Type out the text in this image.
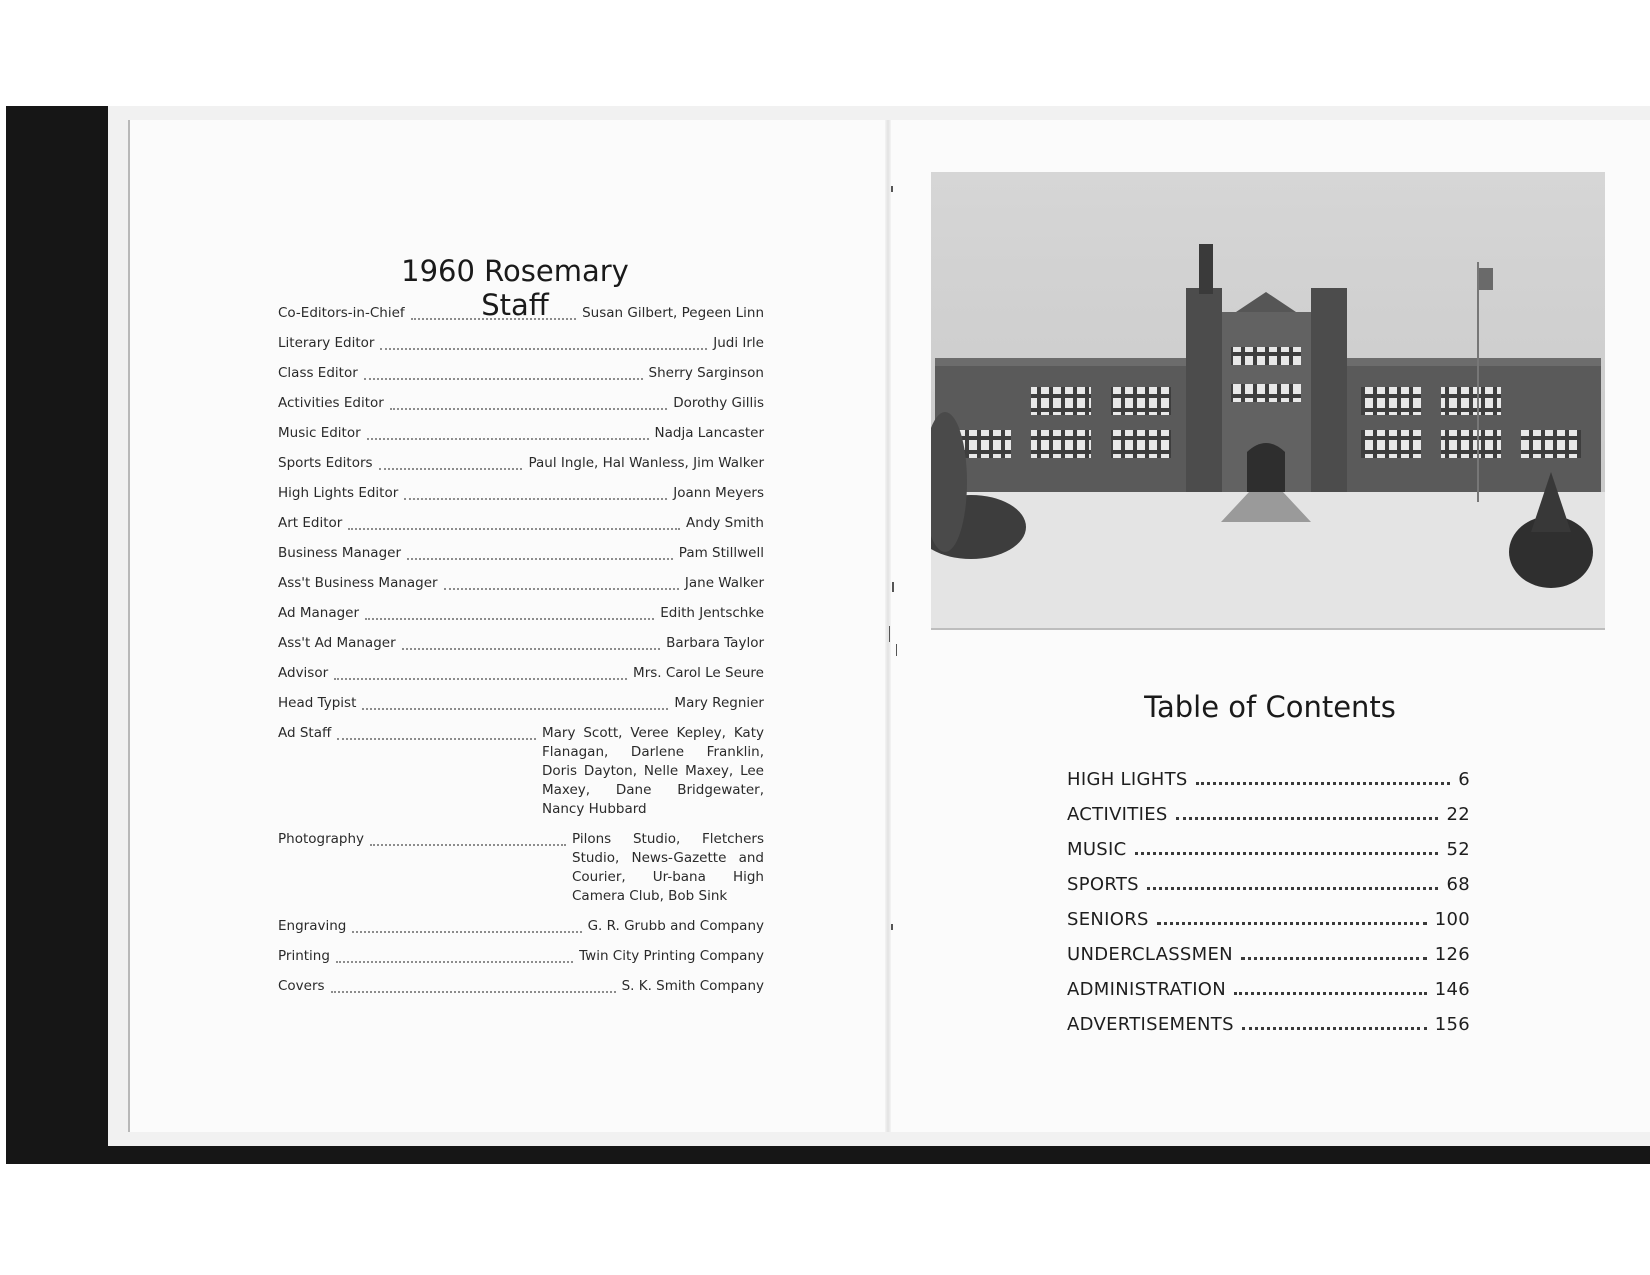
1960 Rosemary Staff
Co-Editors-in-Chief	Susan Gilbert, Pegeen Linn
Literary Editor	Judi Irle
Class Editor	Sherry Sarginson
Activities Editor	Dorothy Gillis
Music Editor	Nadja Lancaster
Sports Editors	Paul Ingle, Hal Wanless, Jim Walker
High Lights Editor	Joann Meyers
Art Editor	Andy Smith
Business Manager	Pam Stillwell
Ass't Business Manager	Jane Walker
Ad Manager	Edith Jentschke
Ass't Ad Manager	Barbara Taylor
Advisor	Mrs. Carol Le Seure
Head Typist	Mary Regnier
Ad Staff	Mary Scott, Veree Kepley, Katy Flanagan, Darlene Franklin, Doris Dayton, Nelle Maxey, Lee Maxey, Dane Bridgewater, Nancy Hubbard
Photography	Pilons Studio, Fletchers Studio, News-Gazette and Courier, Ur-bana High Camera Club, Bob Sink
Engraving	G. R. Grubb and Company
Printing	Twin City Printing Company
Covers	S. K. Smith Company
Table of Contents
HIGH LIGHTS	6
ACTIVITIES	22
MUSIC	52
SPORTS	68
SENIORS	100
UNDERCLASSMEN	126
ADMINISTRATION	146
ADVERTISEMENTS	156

=== What is expected ===
Scan the material and collect every line that contains "Company".

=== Exercise solution ===
Engraving	G. R. Grubb and Company
Printing	Twin City Printing Company
Covers	S. K. Smith Company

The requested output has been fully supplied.